─── DATA SHOWN

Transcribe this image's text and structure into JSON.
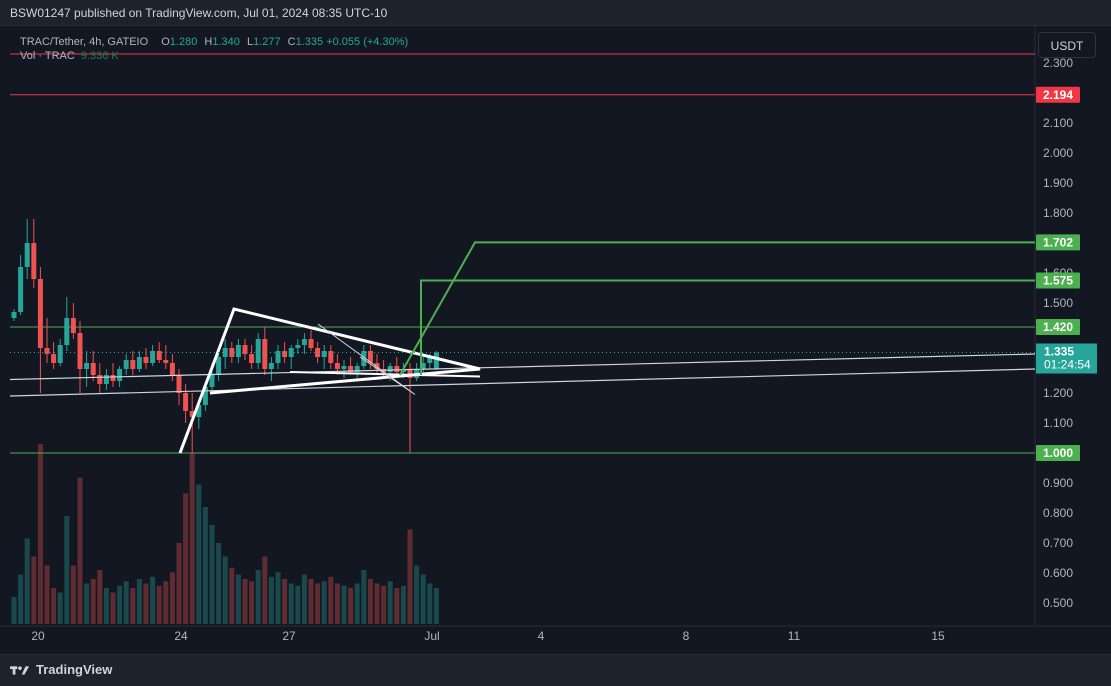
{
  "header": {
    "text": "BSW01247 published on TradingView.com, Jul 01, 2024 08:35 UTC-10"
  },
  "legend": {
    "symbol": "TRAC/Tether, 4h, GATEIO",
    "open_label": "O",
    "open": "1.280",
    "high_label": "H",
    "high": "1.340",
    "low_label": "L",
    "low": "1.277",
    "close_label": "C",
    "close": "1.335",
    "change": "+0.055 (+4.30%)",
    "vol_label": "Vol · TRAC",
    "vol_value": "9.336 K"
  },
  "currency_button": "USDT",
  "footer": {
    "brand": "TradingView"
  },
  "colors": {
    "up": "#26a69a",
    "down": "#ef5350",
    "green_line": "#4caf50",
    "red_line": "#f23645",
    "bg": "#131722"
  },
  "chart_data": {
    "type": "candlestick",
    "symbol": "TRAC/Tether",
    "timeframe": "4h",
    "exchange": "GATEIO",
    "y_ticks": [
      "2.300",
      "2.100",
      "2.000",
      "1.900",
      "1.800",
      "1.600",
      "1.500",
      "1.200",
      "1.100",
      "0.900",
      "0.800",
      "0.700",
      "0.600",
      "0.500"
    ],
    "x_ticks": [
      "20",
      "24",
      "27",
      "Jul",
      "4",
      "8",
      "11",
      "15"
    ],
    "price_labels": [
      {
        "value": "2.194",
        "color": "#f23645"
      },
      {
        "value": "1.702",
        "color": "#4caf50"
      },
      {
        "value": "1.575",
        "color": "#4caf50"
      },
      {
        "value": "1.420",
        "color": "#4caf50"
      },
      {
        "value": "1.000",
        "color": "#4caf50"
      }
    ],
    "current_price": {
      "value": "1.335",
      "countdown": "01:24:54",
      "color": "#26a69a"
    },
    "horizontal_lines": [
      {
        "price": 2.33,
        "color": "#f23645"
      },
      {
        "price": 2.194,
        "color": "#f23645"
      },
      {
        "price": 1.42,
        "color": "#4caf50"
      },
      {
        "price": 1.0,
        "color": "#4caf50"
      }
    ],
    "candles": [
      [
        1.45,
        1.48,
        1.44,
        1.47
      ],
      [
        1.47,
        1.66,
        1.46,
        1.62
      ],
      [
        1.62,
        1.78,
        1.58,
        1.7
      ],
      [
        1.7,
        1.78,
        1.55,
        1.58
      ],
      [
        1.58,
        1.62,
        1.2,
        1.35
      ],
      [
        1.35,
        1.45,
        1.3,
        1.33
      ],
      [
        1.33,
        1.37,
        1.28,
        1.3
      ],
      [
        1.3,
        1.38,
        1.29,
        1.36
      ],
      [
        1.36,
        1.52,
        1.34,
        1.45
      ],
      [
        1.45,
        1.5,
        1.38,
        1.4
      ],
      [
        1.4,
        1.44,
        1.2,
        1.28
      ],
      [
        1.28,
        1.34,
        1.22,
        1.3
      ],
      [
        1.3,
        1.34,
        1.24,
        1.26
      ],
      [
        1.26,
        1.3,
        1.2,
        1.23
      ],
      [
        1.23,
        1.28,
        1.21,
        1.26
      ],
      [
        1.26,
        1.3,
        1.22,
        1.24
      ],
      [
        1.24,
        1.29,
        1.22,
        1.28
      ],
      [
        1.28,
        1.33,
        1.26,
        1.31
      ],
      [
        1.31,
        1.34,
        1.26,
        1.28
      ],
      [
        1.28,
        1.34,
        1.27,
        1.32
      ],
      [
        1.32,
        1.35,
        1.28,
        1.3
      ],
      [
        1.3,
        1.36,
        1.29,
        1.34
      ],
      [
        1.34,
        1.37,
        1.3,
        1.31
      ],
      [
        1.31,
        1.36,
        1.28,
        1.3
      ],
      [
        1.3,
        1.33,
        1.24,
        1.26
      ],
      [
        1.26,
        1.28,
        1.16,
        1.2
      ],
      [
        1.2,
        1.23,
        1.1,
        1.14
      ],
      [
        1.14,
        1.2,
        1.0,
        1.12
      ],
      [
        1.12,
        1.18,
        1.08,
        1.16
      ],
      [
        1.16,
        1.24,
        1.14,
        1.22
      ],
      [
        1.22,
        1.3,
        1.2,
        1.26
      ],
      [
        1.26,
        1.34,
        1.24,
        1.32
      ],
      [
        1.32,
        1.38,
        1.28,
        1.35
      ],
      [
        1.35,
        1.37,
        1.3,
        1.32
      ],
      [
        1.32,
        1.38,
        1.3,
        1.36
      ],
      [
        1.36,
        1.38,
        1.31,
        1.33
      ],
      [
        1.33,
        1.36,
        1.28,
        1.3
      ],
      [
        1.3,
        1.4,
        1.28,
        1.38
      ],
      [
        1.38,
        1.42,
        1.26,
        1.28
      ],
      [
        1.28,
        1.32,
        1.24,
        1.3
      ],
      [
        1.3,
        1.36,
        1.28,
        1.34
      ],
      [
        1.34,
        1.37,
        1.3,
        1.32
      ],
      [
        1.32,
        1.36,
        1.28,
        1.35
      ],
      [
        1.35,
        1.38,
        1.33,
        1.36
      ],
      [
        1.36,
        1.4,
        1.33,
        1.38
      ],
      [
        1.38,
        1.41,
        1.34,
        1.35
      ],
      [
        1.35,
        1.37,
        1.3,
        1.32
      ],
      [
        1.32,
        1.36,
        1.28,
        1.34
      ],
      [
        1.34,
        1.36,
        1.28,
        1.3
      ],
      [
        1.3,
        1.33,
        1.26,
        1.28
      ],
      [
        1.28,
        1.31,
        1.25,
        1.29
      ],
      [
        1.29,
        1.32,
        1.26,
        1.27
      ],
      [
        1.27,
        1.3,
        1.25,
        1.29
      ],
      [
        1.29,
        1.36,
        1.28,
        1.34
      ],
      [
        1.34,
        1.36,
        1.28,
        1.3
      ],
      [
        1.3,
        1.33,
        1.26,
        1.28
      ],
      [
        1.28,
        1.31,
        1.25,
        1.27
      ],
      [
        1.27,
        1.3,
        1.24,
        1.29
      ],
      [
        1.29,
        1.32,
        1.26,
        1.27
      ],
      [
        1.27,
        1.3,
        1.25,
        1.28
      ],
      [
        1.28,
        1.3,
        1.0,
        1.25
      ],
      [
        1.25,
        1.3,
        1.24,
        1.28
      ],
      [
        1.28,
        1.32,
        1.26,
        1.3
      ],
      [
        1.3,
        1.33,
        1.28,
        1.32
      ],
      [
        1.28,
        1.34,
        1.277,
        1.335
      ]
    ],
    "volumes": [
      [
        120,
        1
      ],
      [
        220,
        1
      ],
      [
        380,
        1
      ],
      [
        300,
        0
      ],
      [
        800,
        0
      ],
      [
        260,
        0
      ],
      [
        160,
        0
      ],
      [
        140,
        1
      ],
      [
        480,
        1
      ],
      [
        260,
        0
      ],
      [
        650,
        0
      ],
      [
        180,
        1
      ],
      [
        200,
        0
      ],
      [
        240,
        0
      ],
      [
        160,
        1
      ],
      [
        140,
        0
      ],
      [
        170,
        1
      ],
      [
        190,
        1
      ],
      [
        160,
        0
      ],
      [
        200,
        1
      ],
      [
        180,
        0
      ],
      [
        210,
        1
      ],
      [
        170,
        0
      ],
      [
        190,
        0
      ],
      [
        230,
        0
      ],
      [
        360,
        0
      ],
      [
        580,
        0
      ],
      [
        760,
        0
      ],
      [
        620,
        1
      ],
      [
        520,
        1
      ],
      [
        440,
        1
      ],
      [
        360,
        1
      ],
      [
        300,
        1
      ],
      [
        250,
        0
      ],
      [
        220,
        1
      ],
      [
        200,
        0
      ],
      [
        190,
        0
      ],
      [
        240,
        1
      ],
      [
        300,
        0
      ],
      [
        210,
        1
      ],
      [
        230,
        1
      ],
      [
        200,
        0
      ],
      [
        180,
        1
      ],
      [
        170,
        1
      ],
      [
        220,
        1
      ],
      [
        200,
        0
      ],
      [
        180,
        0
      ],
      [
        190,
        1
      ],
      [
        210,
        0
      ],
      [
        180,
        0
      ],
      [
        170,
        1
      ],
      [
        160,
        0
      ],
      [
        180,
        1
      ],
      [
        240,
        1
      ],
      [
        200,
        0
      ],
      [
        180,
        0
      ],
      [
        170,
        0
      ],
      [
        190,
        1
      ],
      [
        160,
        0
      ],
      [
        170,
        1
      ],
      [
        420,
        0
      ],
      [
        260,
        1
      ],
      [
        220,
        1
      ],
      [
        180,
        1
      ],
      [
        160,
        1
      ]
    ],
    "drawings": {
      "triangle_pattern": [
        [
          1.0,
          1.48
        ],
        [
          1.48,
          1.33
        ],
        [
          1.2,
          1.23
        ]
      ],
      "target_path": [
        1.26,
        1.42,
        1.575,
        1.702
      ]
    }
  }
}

──────
─── DATA SHOWN

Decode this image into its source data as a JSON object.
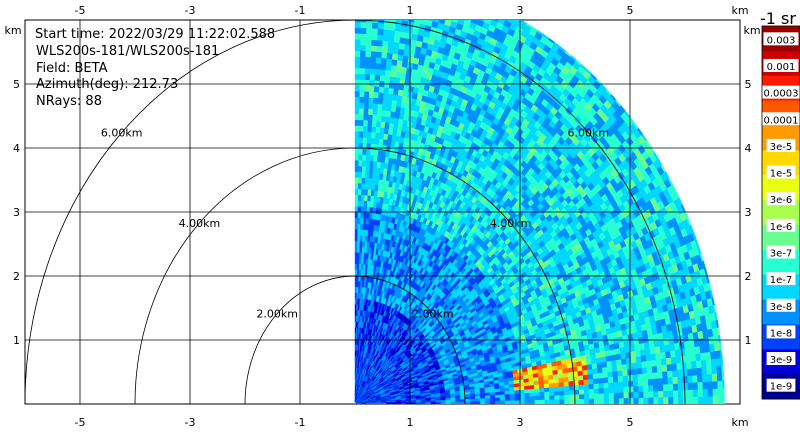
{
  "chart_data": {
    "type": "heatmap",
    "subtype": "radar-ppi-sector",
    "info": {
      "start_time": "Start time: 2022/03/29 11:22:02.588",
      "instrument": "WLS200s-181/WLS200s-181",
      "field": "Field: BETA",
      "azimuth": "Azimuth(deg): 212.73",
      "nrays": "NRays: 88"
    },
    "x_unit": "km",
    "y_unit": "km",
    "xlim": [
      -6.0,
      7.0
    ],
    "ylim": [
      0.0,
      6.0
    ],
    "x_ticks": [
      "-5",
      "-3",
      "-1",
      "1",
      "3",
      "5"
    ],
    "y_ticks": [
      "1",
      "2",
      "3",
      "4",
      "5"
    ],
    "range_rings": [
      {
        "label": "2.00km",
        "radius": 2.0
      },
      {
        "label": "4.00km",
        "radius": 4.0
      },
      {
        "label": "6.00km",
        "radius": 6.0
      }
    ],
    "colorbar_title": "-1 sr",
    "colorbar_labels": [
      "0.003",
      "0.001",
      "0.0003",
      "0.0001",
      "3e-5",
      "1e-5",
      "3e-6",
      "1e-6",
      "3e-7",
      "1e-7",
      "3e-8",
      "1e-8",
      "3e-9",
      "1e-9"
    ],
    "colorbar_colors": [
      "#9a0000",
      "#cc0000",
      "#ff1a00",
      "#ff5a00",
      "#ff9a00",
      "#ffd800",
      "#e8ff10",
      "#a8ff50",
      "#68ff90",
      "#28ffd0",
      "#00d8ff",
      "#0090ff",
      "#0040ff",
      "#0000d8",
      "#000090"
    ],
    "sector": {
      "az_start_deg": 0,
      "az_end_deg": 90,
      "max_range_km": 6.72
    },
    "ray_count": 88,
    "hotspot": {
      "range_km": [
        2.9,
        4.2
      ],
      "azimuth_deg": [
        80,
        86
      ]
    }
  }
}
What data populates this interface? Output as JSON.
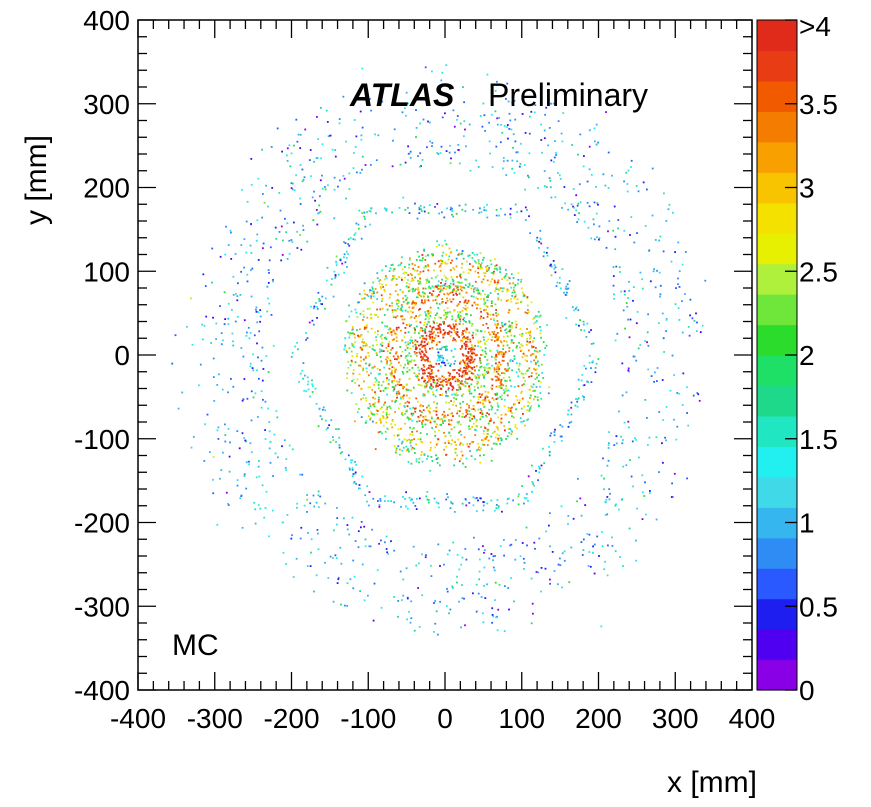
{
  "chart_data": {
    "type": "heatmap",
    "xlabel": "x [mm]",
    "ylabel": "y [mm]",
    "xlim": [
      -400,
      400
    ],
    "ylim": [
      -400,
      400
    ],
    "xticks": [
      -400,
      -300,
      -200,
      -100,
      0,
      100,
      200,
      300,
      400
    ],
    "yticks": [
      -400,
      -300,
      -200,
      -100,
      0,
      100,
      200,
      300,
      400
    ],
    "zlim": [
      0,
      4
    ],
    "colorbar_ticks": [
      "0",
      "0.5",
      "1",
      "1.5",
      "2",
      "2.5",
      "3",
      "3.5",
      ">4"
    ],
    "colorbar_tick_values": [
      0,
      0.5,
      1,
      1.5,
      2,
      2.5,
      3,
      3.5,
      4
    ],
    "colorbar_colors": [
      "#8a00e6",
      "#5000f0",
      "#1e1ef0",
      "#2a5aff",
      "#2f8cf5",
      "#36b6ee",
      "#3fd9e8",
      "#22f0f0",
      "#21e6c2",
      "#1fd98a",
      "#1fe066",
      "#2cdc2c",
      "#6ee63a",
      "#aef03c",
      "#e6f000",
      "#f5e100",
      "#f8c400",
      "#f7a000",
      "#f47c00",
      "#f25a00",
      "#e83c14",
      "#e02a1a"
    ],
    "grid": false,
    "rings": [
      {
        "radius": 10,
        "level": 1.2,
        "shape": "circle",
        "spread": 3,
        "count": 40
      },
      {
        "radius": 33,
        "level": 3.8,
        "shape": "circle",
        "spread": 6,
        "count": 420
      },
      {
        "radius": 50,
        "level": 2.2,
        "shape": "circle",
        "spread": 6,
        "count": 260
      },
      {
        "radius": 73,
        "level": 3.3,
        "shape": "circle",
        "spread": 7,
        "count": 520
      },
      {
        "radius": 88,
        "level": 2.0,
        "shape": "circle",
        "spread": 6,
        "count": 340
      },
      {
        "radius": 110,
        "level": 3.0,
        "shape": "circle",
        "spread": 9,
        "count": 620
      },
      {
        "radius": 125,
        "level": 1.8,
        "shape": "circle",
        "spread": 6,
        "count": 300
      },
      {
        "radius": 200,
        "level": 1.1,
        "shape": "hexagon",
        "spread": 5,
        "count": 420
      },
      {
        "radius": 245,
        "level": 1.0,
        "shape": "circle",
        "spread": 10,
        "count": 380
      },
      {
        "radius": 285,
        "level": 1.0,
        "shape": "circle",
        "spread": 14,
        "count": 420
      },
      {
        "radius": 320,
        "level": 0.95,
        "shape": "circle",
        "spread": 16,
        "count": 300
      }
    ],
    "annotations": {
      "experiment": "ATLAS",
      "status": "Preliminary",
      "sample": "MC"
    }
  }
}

──────

## SHORT TASK
Each line in the listing above that contains "into" should be copied.

## COMPLETE RESPONSE
Transcribe this image's text and structure into JSON.
Decode this image into its source data as a JSON object.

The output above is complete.